- Task to carry out: Repeat the listing exactly as given, omitting every image.

- Information shown:
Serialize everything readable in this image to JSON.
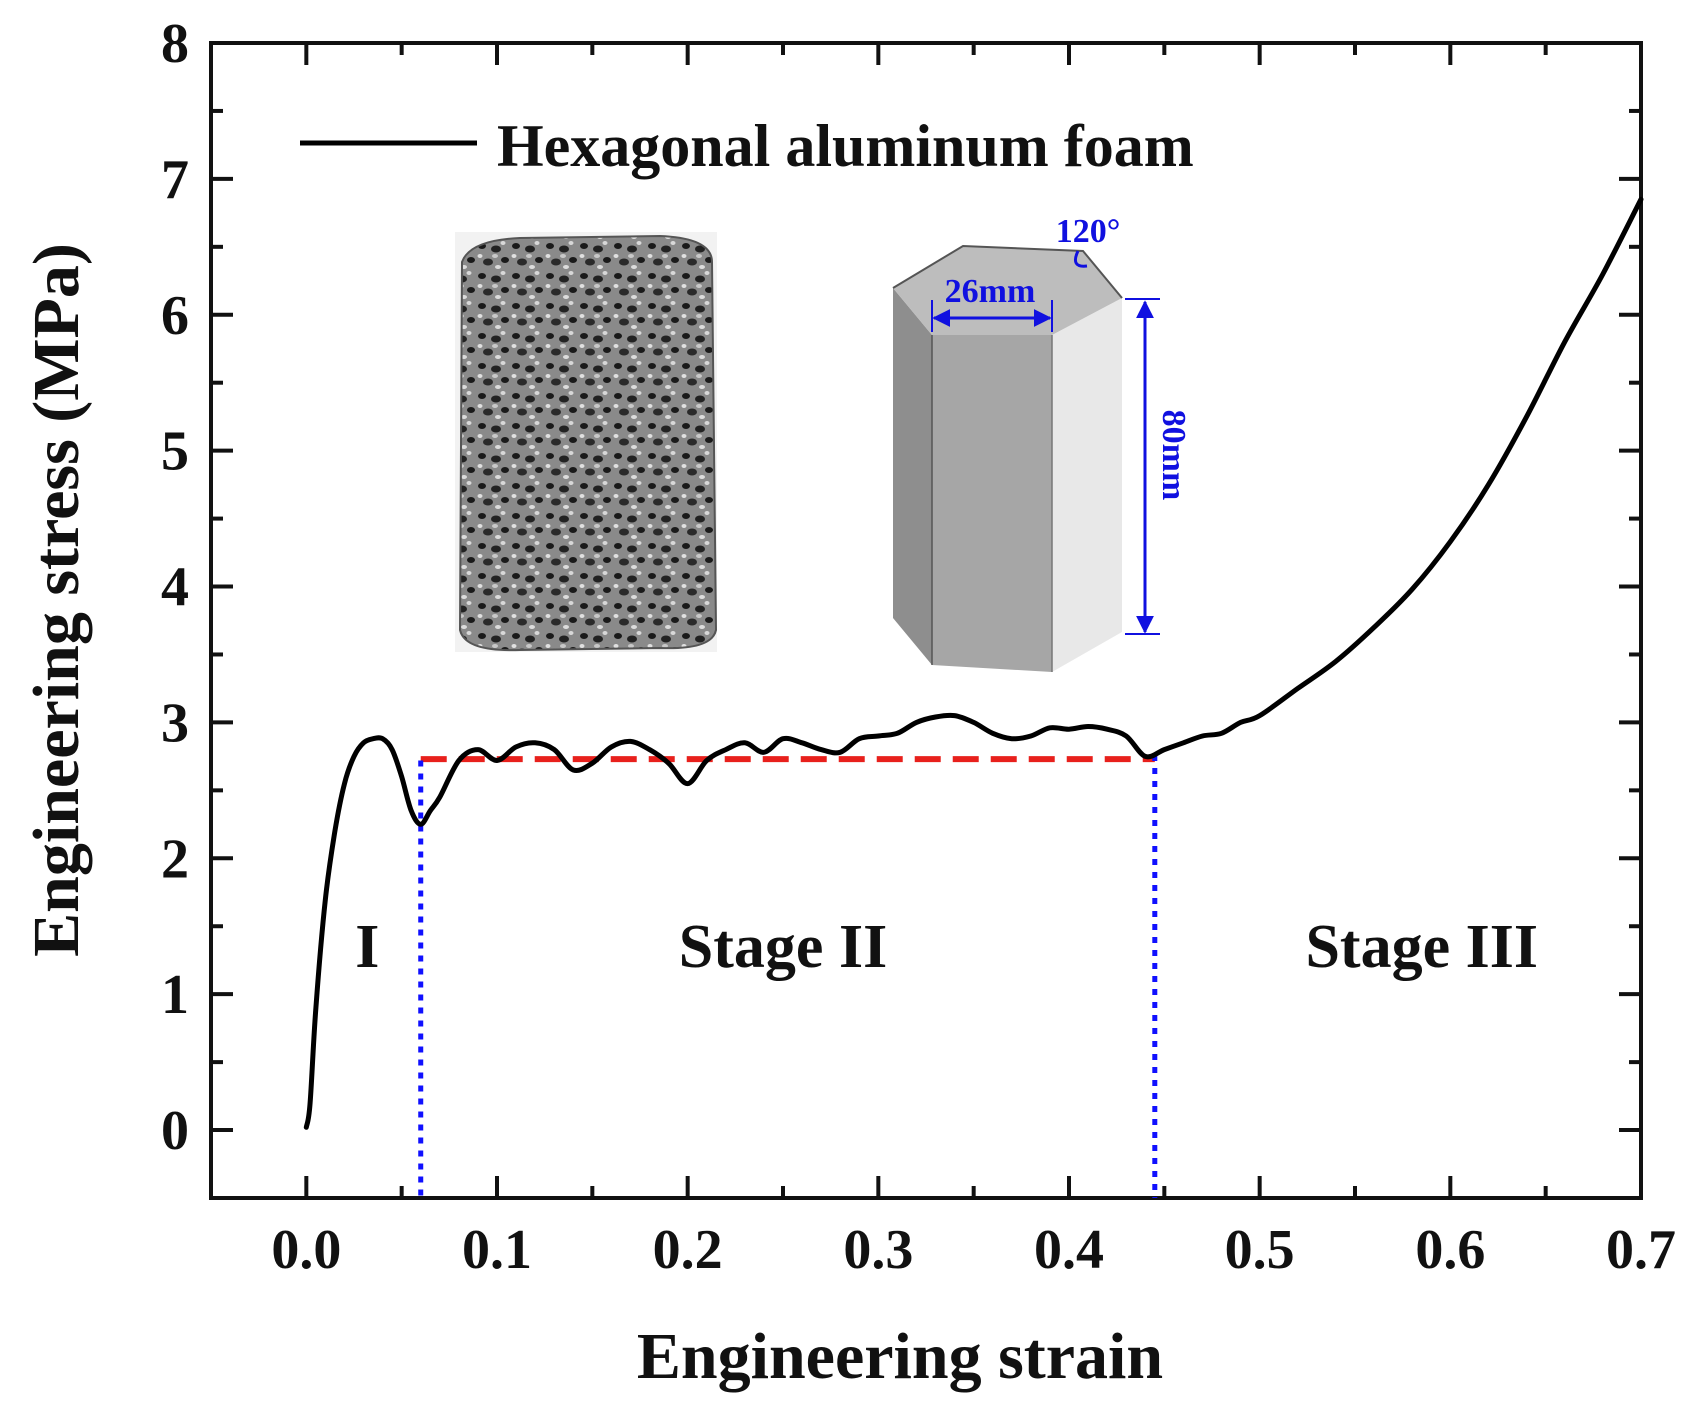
{
  "chart_data": {
    "type": "line",
    "xlabel": "Engineering strain",
    "ylabel": "Engineering stress (MPa)",
    "xlim": [
      -0.05,
      0.7
    ],
    "ylim": [
      -0.5,
      8
    ],
    "xticks": [
      0.0,
      0.1,
      0.2,
      0.3,
      0.4,
      0.5,
      0.6,
      0.7
    ],
    "xtick_labels": [
      "0.0",
      "0.1",
      "0.2",
      "0.3",
      "0.4",
      "0.5",
      "0.6",
      "0.7"
    ],
    "yticks": [
      0,
      1,
      2,
      3,
      4,
      5,
      6,
      7,
      8
    ],
    "ytick_labels": [
      "0",
      "1",
      "2",
      "3",
      "4",
      "5",
      "6",
      "7",
      "8"
    ],
    "legend_position": "top-left",
    "grid": false,
    "series": [
      {
        "name": "Hexagonal aluminum foam",
        "color": "#000000",
        "x": [
          0.0,
          0.002,
          0.005,
          0.01,
          0.015,
          0.02,
          0.025,
          0.03,
          0.035,
          0.04,
          0.045,
          0.05,
          0.055,
          0.06,
          0.065,
          0.07,
          0.08,
          0.09,
          0.1,
          0.11,
          0.12,
          0.13,
          0.14,
          0.15,
          0.16,
          0.17,
          0.18,
          0.19,
          0.2,
          0.21,
          0.22,
          0.23,
          0.24,
          0.25,
          0.26,
          0.27,
          0.28,
          0.29,
          0.3,
          0.31,
          0.32,
          0.33,
          0.34,
          0.35,
          0.36,
          0.37,
          0.38,
          0.39,
          0.4,
          0.41,
          0.42,
          0.43,
          0.44,
          0.45,
          0.46,
          0.47,
          0.48,
          0.49,
          0.5,
          0.52,
          0.54,
          0.56,
          0.58,
          0.6,
          0.62,
          0.64,
          0.66,
          0.68,
          0.7
        ],
        "y": [
          0.02,
          0.2,
          0.9,
          1.7,
          2.2,
          2.55,
          2.75,
          2.85,
          2.88,
          2.88,
          2.8,
          2.6,
          2.35,
          2.25,
          2.35,
          2.45,
          2.72,
          2.8,
          2.72,
          2.82,
          2.85,
          2.8,
          2.65,
          2.7,
          2.82,
          2.86,
          2.8,
          2.7,
          2.55,
          2.72,
          2.8,
          2.85,
          2.78,
          2.88,
          2.85,
          2.8,
          2.78,
          2.88,
          2.9,
          2.92,
          3.0,
          3.04,
          3.05,
          3.0,
          2.92,
          2.88,
          2.9,
          2.96,
          2.95,
          2.97,
          2.95,
          2.9,
          2.75,
          2.8,
          2.85,
          2.9,
          2.92,
          3.0,
          3.05,
          3.25,
          3.45,
          3.7,
          3.98,
          4.33,
          4.75,
          5.25,
          5.8,
          6.3,
          6.85
        ]
      }
    ],
    "plateau_line": {
      "y": 2.73,
      "x_start": 0.06,
      "x_end": 0.445,
      "color": "#e8201c",
      "style": "dashed"
    },
    "stage_boundaries": [
      {
        "x": 0.06,
        "color": "#1010ff",
        "style": "dotted"
      },
      {
        "x": 0.445,
        "color": "#1010ff",
        "style": "dotted"
      }
    ],
    "stage_labels": [
      {
        "text": "I",
        "x": 0.032,
        "y": 1.2
      },
      {
        "text": "Stage II",
        "x": 0.25,
        "y": 1.2
      },
      {
        "text": "Stage III",
        "x": 0.585,
        "y": 1.2
      }
    ]
  },
  "inset": {
    "dim_width": "26mm",
    "dim_height": "80mm",
    "dim_angle": "120°",
    "dim_color": "#1010e0"
  }
}
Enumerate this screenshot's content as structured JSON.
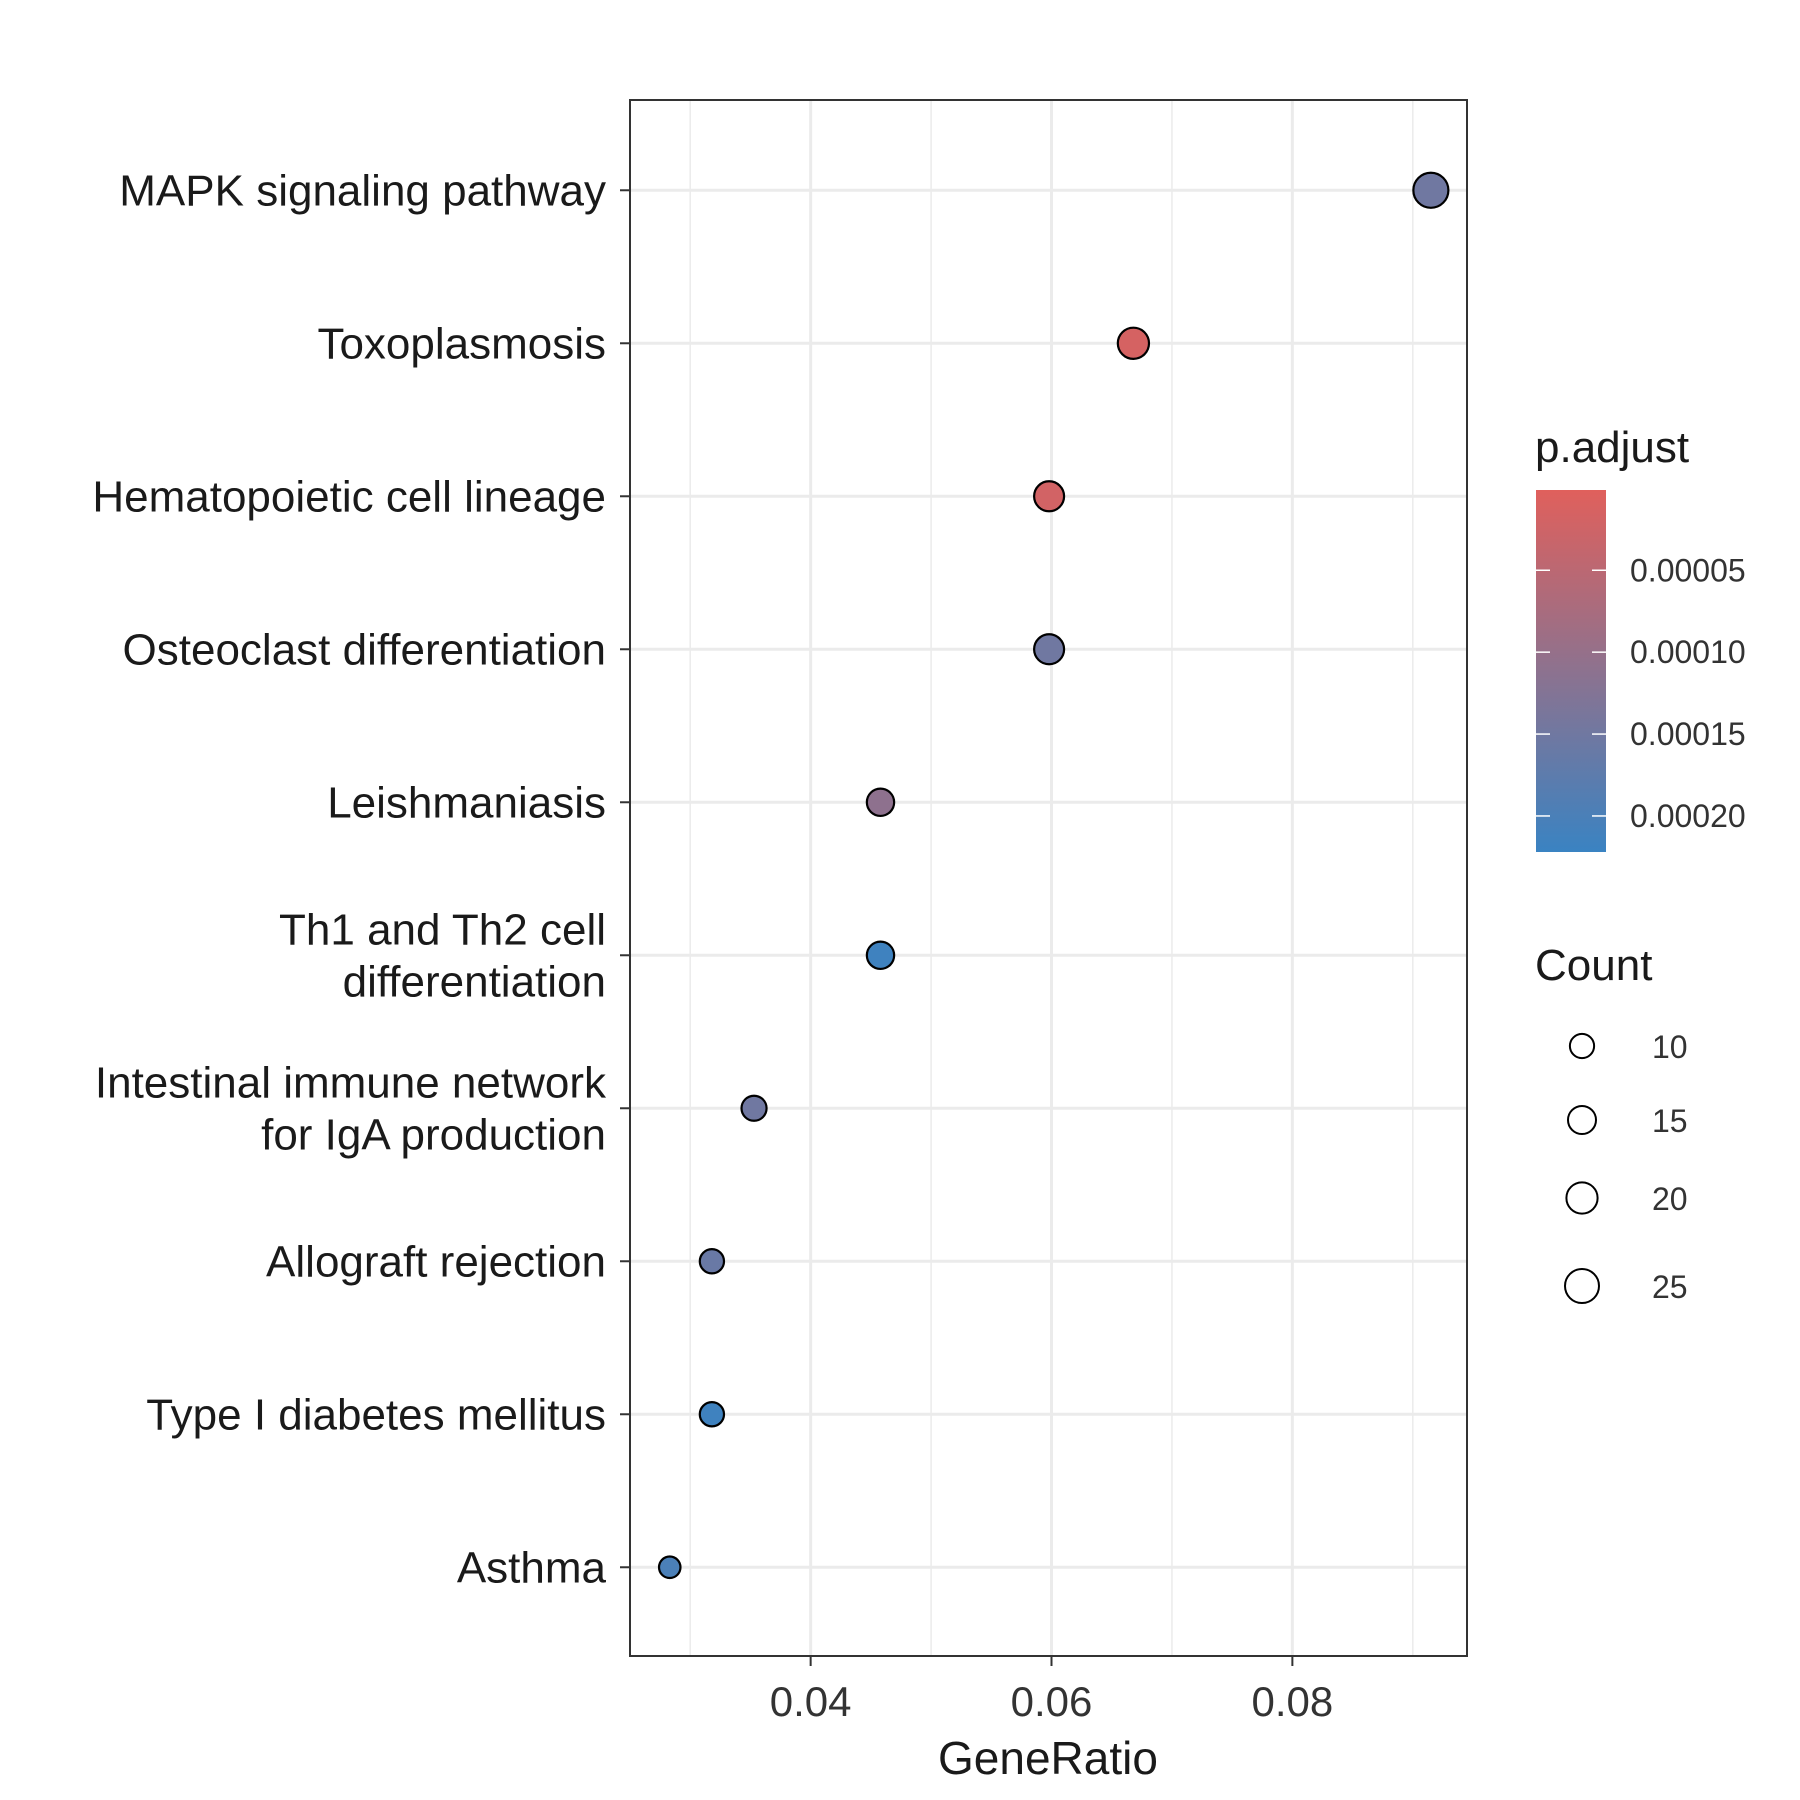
{
  "chart_data": {
    "type": "scatter",
    "title": "",
    "xlabel": "GeneRatio",
    "ylabel": "",
    "xlim": [
      0.025,
      0.0945
    ],
    "xticks": [
      0.04,
      0.06,
      0.08
    ],
    "xtick_labels": [
      "0.04",
      "0.06",
      "0.08"
    ],
    "grid": true,
    "points": [
      {
        "label": [
          "MAPK signaling pathway"
        ],
        "gene_ratio": 0.0915,
        "count": 27,
        "p_adjust": 0.00015
      },
      {
        "label": [
          "Toxoplasmosis"
        ],
        "gene_ratio": 0.0668,
        "count": 20,
        "p_adjust": 1.5e-05
      },
      {
        "label": [
          "Hematopoietic cell lineage"
        ],
        "gene_ratio": 0.0598,
        "count": 18,
        "p_adjust": 2e-05
      },
      {
        "label": [
          "Osteoclast differentiation"
        ],
        "gene_ratio": 0.0598,
        "count": 18,
        "p_adjust": 0.00015
      },
      {
        "label": [
          "Leishmaniasis"
        ],
        "gene_ratio": 0.0458,
        "count": 14,
        "p_adjust": 0.00011
      },
      {
        "label": [
          "Th1 and Th2 cell",
          "differentiation"
        ],
        "gene_ratio": 0.0458,
        "count": 14,
        "p_adjust": 0.000215
      },
      {
        "label": [
          "Intestinal immune network",
          "for IgA production"
        ],
        "gene_ratio": 0.0353,
        "count": 11,
        "p_adjust": 0.00015
      },
      {
        "label": [
          "Allograft rejection"
        ],
        "gene_ratio": 0.0318,
        "count": 10,
        "p_adjust": 0.00016
      },
      {
        "label": [
          "Type I diabetes mellitus"
        ],
        "gene_ratio": 0.0318,
        "count": 10,
        "p_adjust": 0.000215
      },
      {
        "label": [
          "Asthma"
        ],
        "gene_ratio": 0.0283,
        "count": 7,
        "p_adjust": 0.0002
      }
    ],
    "color_legend": {
      "title": "p.adjust",
      "range": [
        1e-06,
        0.000222
      ],
      "ticks": [
        5e-05,
        0.0001,
        0.00015,
        0.0002
      ],
      "tick_labels": [
        "0.00005",
        "0.00010",
        "0.00015",
        "0.00020"
      ],
      "low_color": "#e0605c",
      "high_color": "#3a83c2"
    },
    "size_legend": {
      "title": "Count",
      "values": [
        10,
        15,
        20,
        25
      ],
      "labels": [
        "10",
        "15",
        "20",
        "25"
      ]
    },
    "legend_position": "right",
    "point_outline_color": "#000000"
  }
}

- Complete output:
Serialize everything readable in this image to JSON.
{
  "chart_data": {
    "type": "line",
    "xlabel": "Engineering strain",
    "ylabel": "Engineering stress (MPa)",
    "xlim": [
      -0.05,
      0.7
    ],
    "ylim": [
      -0.5,
      8
    ],
    "xticks": [
      0.0,
      0.1,
      0.2,
      0.3,
      0.4,
      0.5,
      0.6,
      0.7
    ],
    "xtick_labels": [
      "0.0",
      "0.1",
      "0.2",
      "0.3",
      "0.4",
      "0.5",
      "0.6",
      "0.7"
    ],
    "yticks": [
      0,
      1,
      2,
      3,
      4,
      5,
      6,
      7,
      8
    ],
    "ytick_labels": [
      "0",
      "1",
      "2",
      "3",
      "4",
      "5",
      "6",
      "7",
      "8"
    ],
    "legend_position": "top-left",
    "grid": false,
    "series": [
      {
        "name": "Hexagonal aluminum foam",
        "color": "#000000",
        "x": [
          0.0,
          0.002,
          0.005,
          0.01,
          0.015,
          0.02,
          0.025,
          0.03,
          0.035,
          0.04,
          0.045,
          0.05,
          0.055,
          0.06,
          0.065,
          0.07,
          0.08,
          0.09,
          0.1,
          0.11,
          0.12,
          0.13,
          0.14,
          0.15,
          0.16,
          0.17,
          0.18,
          0.19,
          0.2,
          0.21,
          0.22,
          0.23,
          0.24,
          0.25,
          0.26,
          0.27,
          0.28,
          0.29,
          0.3,
          0.31,
          0.32,
          0.33,
          0.34,
          0.35,
          0.36,
          0.37,
          0.38,
          0.39,
          0.4,
          0.41,
          0.42,
          0.43,
          0.44,
          0.45,
          0.46,
          0.47,
          0.48,
          0.49,
          0.5,
          0.52,
          0.54,
          0.56,
          0.58,
          0.6,
          0.62,
          0.64,
          0.66,
          0.68,
          0.7
        ],
        "y": [
          0.02,
          0.2,
          0.9,
          1.7,
          2.2,
          2.55,
          2.75,
          2.85,
          2.88,
          2.88,
          2.8,
          2.6,
          2.35,
          2.25,
          2.35,
          2.45,
          2.72,
          2.8,
          2.72,
          2.82,
          2.85,
          2.8,
          2.65,
          2.7,
          2.82,
          2.86,
          2.8,
          2.7,
          2.55,
          2.72,
          2.8,
          2.85,
          2.78,
          2.88,
          2.85,
          2.8,
          2.78,
          2.88,
          2.9,
          2.92,
          3.0,
          3.04,
          3.05,
          3.0,
          2.92,
          2.88,
          2.9,
          2.96,
          2.95,
          2.97,
          2.95,
          2.9,
          2.75,
          2.8,
          2.85,
          2.9,
          2.92,
          3.0,
          3.05,
          3.25,
          3.45,
          3.7,
          3.98,
          4.33,
          4.75,
          5.25,
          5.8,
          6.3,
          6.85
        ]
      }
    ],
    "plateau_line": {
      "y": 2.73,
      "x_start": 0.06,
      "x_end": 0.445,
      "color": "#e8201c",
      "style": "dashed"
    },
    "stage_boundaries": [
      {
        "x": 0.06,
        "color": "#1010ff",
        "style": "dotted"
      },
      {
        "x": 0.445,
        "color": "#1010ff",
        "style": "dotted"
      }
    ],
    "stage_labels": [
      {
        "text": "I",
        "x": 0.032,
        "y": 1.2
      },
      {
        "text": "Stage II",
        "x": 0.25,
        "y": 1.2
      },
      {
        "text": "Stage III",
        "x": 0.585,
        "y": 1.2
      }
    ]
  },
  "inset": {
    "dim_width": "26mm",
    "dim_height": "80mm",
    "dim_angle": "120°",
    "dim_color": "#1010e0"
  }
}
Enumerate this screenshot's content as structured JSON.
{
  "chart_data": {
    "type": "scatter",
    "title": "",
    "xlabel": "GeneRatio",
    "ylabel": "",
    "xlim": [
      0.025,
      0.0945
    ],
    "xticks": [
      0.04,
      0.06,
      0.08
    ],
    "xtick_labels": [
      "0.04",
      "0.06",
      "0.08"
    ],
    "grid": true,
    "points": [
      {
        "label": [
          "MAPK signaling pathway"
        ],
        "gene_ratio": 0.0915,
        "count": 27,
        "p_adjust": 0.00015
      },
      {
        "label": [
          "Toxoplasmosis"
        ],
        "gene_ratio": 0.0668,
        "count": 20,
        "p_adjust": 1.5e-05
      },
      {
        "label": [
          "Hematopoietic cell lineage"
        ],
        "gene_ratio": 0.0598,
        "count": 18,
        "p_adjust": 2e-05
      },
      {
        "label": [
          "Osteoclast differentiation"
        ],
        "gene_ratio": 0.0598,
        "count": 18,
        "p_adjust": 0.00015
      },
      {
        "label": [
          "Leishmaniasis"
        ],
        "gene_ratio": 0.0458,
        "count": 14,
        "p_adjust": 0.00011
      },
      {
        "label": [
          "Th1 and Th2 cell",
          "differentiation"
        ],
        "gene_ratio": 0.0458,
        "count": 14,
        "p_adjust": 0.000215
      },
      {
        "label": [
          "Intestinal immune network",
          "for IgA production"
        ],
        "gene_ratio": 0.0353,
        "count": 11,
        "p_adjust": 0.00015
      },
      {
        "label": [
          "Allograft rejection"
        ],
        "gene_ratio": 0.0318,
        "count": 10,
        "p_adjust": 0.00016
      },
      {
        "label": [
          "Type I diabetes mellitus"
        ],
        "gene_ratio": 0.0318,
        "count": 10,
        "p_adjust": 0.000215
      },
      {
        "label": [
          "Asthma"
        ],
        "gene_ratio": 0.0283,
        "count": 7,
        "p_adjust": 0.0002
      }
    ],
    "color_legend": {
      "title": "p.adjust",
      "range": [
        1e-06,
        0.000222
      ],
      "ticks": [
        5e-05,
        0.0001,
        0.00015,
        0.0002
      ],
      "tick_labels": [
        "0.00005",
        "0.00010",
        "0.00015",
        "0.00020"
      ],
      "low_color": "#e0605c",
      "high_color": "#3a83c2"
    },
    "size_legend": {
      "title": "Count",
      "values": [
        10,
        15,
        20,
        25
      ],
      "labels": [
        "10",
        "15",
        "20",
        "25"
      ]
    },
    "legend_position": "right",
    "point_outline_color": "#000000"
  }
}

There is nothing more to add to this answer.